• _Requirements_
Retype each line exactly. Skip images.

• _Materials provided_
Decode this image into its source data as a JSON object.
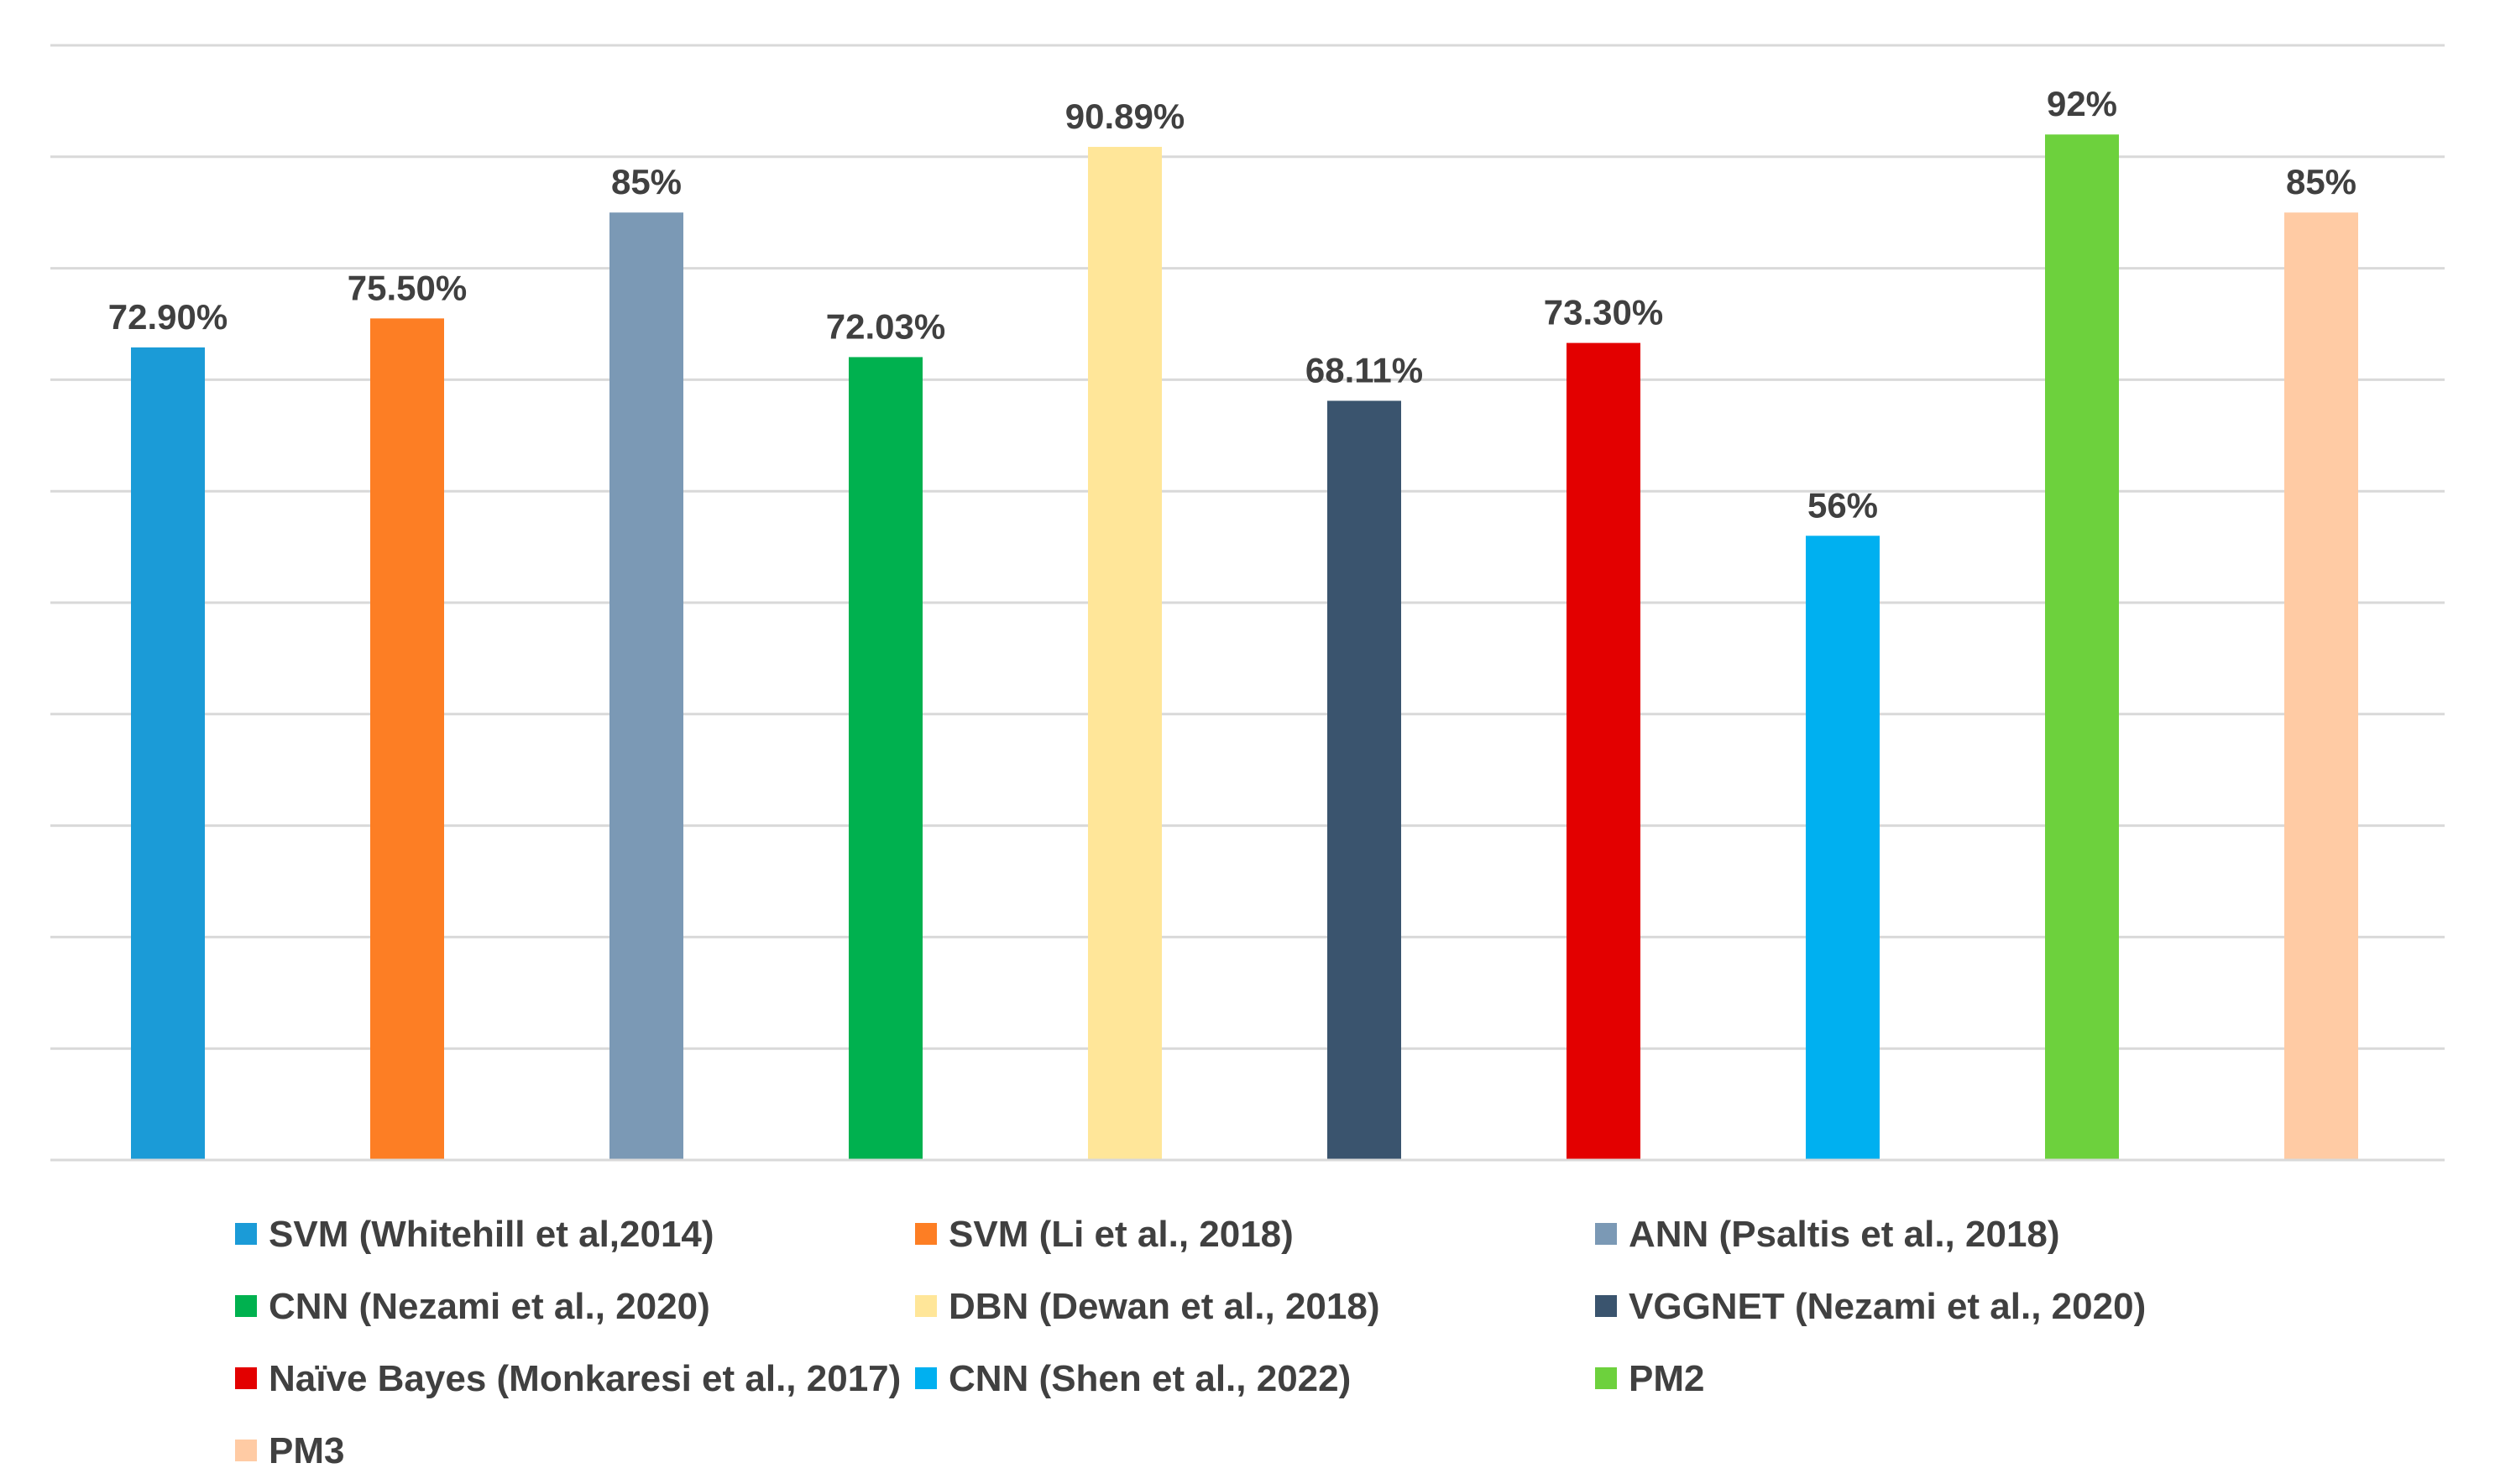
{
  "chart_data": {
    "type": "bar",
    "title": "",
    "xlabel": "",
    "ylabel": "",
    "ylim": [
      0,
      100
    ],
    "grid": true,
    "legend_position": "bottom",
    "series": [
      {
        "name": "SVM (Whitehill et al,2014)",
        "value": 72.9,
        "label": "72.90%",
        "color": "#1b9bd7"
      },
      {
        "name": "SVM (Li et al., 2018)",
        "value": 75.5,
        "label": "75.50%",
        "color": "#fd7e24"
      },
      {
        "name": "ANN (Psaltis et al., 2018)",
        "value": 85,
        "label": "85%",
        "color": "#7b99b5"
      },
      {
        "name": "CNN (Nezami et al., 2020)",
        "value": 72.03,
        "label": "72.03%",
        "color": "#00b14f"
      },
      {
        "name": "DBN (Dewan et al., 2018)",
        "value": 90.89,
        "label": "90.89%",
        "color": "#ffe699"
      },
      {
        "name": "VGGNET (Nezami et al., 2020)",
        "value": 68.11,
        "label": "68.11%",
        "color": "#3a546e"
      },
      {
        "name": "Naïve Bayes (Monkaresi et al., 2017)",
        "value": 73.3,
        "label": "73.30%",
        "color": "#e30000"
      },
      {
        "name": "CNN (Shen et al., 2022)",
        "value": 56,
        "label": "56%",
        "color": "#00b0f0"
      },
      {
        "name": "PM2",
        "value": 92,
        "label": "92%",
        "color": "#6dd13d"
      },
      {
        "name": "PM3",
        "value": 85,
        "label": "85%",
        "color": "#ffcba4"
      }
    ]
  }
}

• _Full answer_
Decode this image into its source data as a JSON object.
{
  "chart_data": {
    "type": "bar",
    "title": "",
    "xlabel": "",
    "ylabel": "",
    "ylim": [
      0,
      100
    ],
    "grid": true,
    "legend_position": "bottom",
    "series": [
      {
        "name": "SVM (Whitehill et al,2014)",
        "value": 72.9,
        "label": "72.90%",
        "color": "#1b9bd7"
      },
      {
        "name": "SVM (Li et al., 2018)",
        "value": 75.5,
        "label": "75.50%",
        "color": "#fd7e24"
      },
      {
        "name": "ANN (Psaltis et al., 2018)",
        "value": 85,
        "label": "85%",
        "color": "#7b99b5"
      },
      {
        "name": "CNN (Nezami et al., 2020)",
        "value": 72.03,
        "label": "72.03%",
        "color": "#00b14f"
      },
      {
        "name": "DBN (Dewan et al., 2018)",
        "value": 90.89,
        "label": "90.89%",
        "color": "#ffe699"
      },
      {
        "name": "VGGNET (Nezami et al., 2020)",
        "value": 68.11,
        "label": "68.11%",
        "color": "#3a546e"
      },
      {
        "name": "Naïve Bayes (Monkaresi et al., 2017)",
        "value": 73.3,
        "label": "73.30%",
        "color": "#e30000"
      },
      {
        "name": "CNN (Shen et al., 2022)",
        "value": 56,
        "label": "56%",
        "color": "#00b0f0"
      },
      {
        "name": "PM2",
        "value": 92,
        "label": "92%",
        "color": "#6dd13d"
      },
      {
        "name": "PM3",
        "value": 85,
        "label": "85%",
        "color": "#ffcba4"
      }
    ]
  }
}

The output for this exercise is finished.